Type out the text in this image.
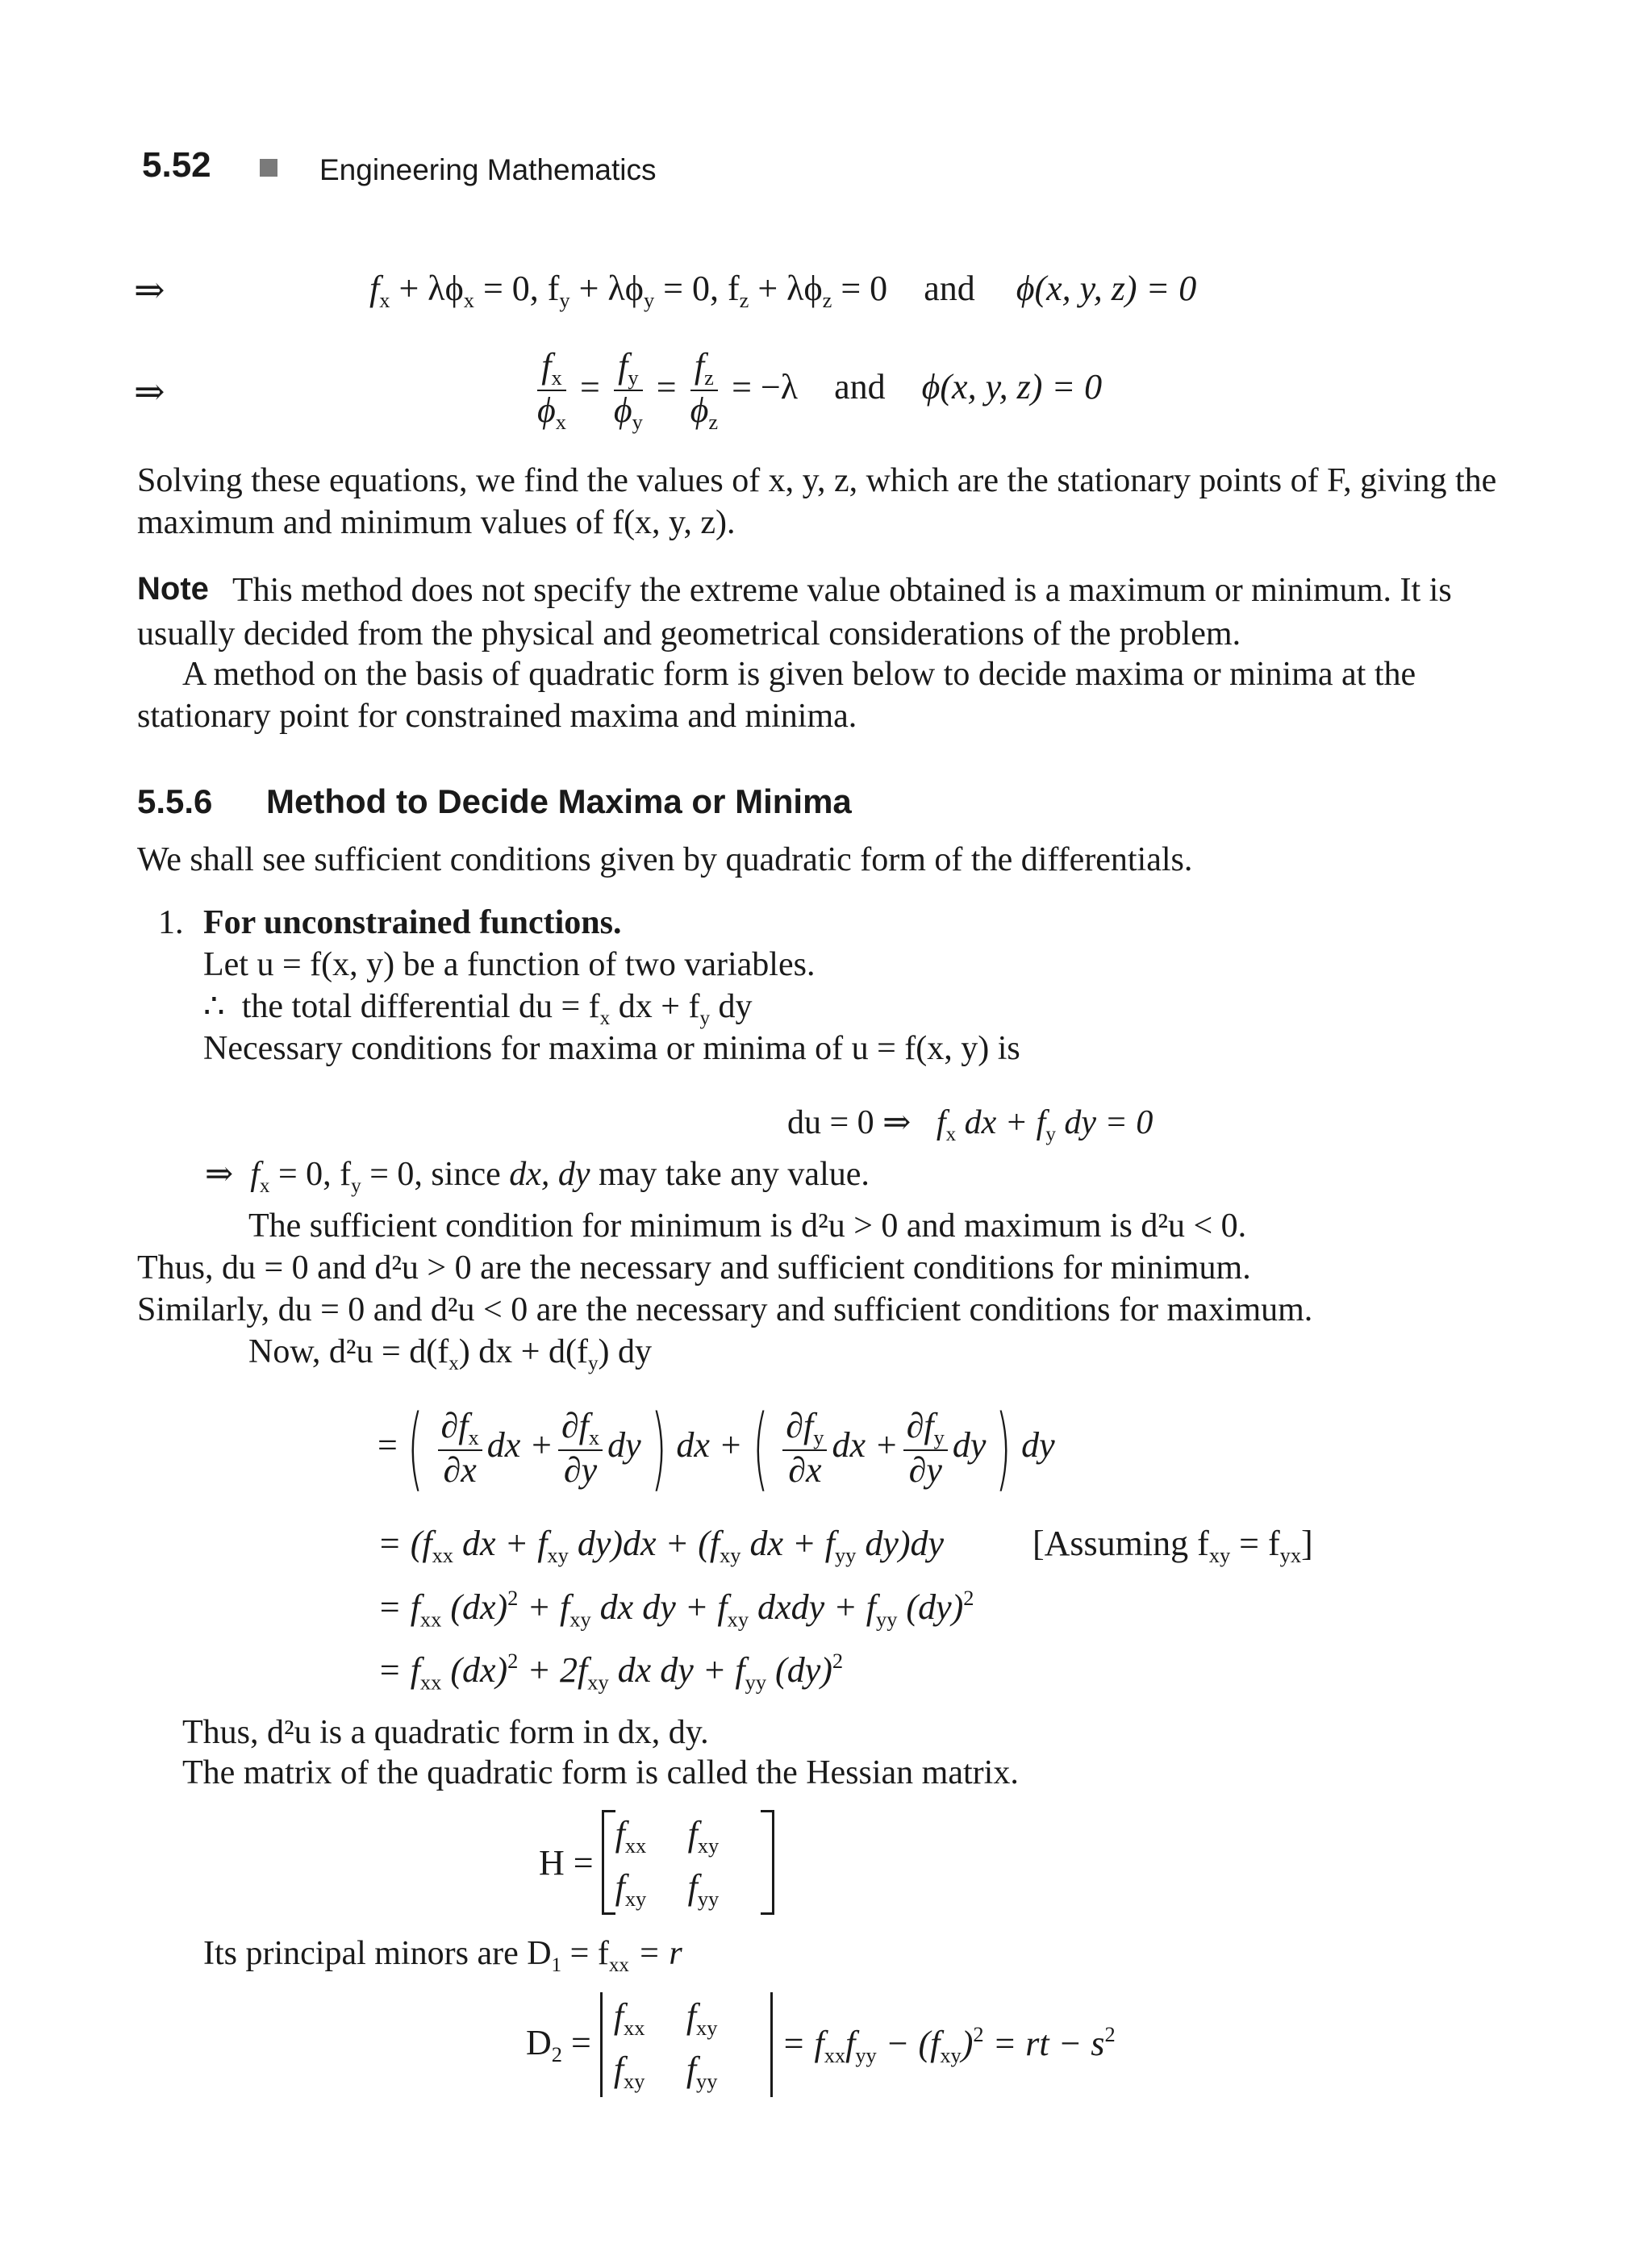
5.52	Engineering Mathematics
⇒	$f_x + \lambda\phi_x = 0$, $f_y + \lambda\phi_y = 0$, $f_z + \lambda\phi_z = 0$ and ϕ(x, y, z) = 0
⇒	$\frac{f_x}{\phi_x} = \frac{f_y}{\phi_y} = \frac{f_z}{\phi_z} = -\lambda$ and ϕ(x, y, z) = 0
Solving these equations, we find the values of x, y, z, which are the stationary points of F, giving the
maximum and minimum values of f(x, y, z).
Note This method does not specify the extreme value obtained is a maximum or minimum. It is
usually decided from the physical and geometrical considerations of the problem.
A method on the basis of quadratic form is given below to decide maxima or minima at the
stationary point for constrained maxima and minima.
5.5.6 Method to Decide Maxima or Minima
We shall see sufficient conditions given by quadratic form of the differentials.
1. For unconstrained functions.
Let u = f(x, y) be a function of two variables.
∴ the total differential du = $f_x$ dx + $f_y$ dy
Necessary conditions for maxima or minima of u = f(x, y) is
du = 0 ⇒ $f_x$ dx + $f_y$ dy = 0
⇒ $f_x = 0$, $f_y = 0$, since dx, dy may take any value.
The sufficient condition for minimum is d²u > 0 and maximum is d²u < 0.
Thus, du = 0 and d²u > 0 are the necessary and sufficient conditions for minimum.
Similarly, du = 0 and d²u < 0 are the necessary and sufficient conditions for maximum.
Now, $d^2u = d(f_x)$ dx + $d(f_y)$ dy
= ( $\frac{\partial f_x}{\partial x}$ dx + $\frac{\partial f_x}{\partial y}$ dy ) dx + ( $\frac{\partial f_y}{\partial x}$ dx + $\frac{\partial f_y}{\partial y}$ dy ) dy
= ($f_{xx}$ dx + $f_{xy}$ $dy)dx + (f_{xy}$ dx + $f_{yy}$ dy)dy [Assuming $f_{xy} = f_{yx}$]
= $f_{xx}$ $(dx)^2 + f_{xy}$ dx dy + $f_{xy}$ dxdy + $f_{yy}$ (dy)$^2$
= $f_{xx}$ $(dx)^2 + 2f_{xy}$ dx dy + $f_{yy}$ (dy)$^2$
Thus, d²u is a quadratic form in dx, dy.
The matrix of the quadratic form is called the Hessian matrix.
H =
$f_{xx}$	$f_{xy}$
$f_{xy}$	$f_{yy}$
Its principal minors are $D_1 = f_{xx} = r$
$D_2$ =
$f_{xx}$	$f_{xy}$
$f_{xy}$	$f_{yy}$
= $f_{xx}f_{yy} - (f_{xy})^2$ = rt − $s^2$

*What the task asks*. Filter the entries down to the lines with the word "form" in them.

*Problem solution*.
A method on the basis of quadratic form is given below to decide maxima or minima at the
We shall see sufficient conditions given by quadratic form of the differentials.
Thus, d²u is a quadratic form in dx, dy.
The matrix of the quadratic form is called the Hessian matrix.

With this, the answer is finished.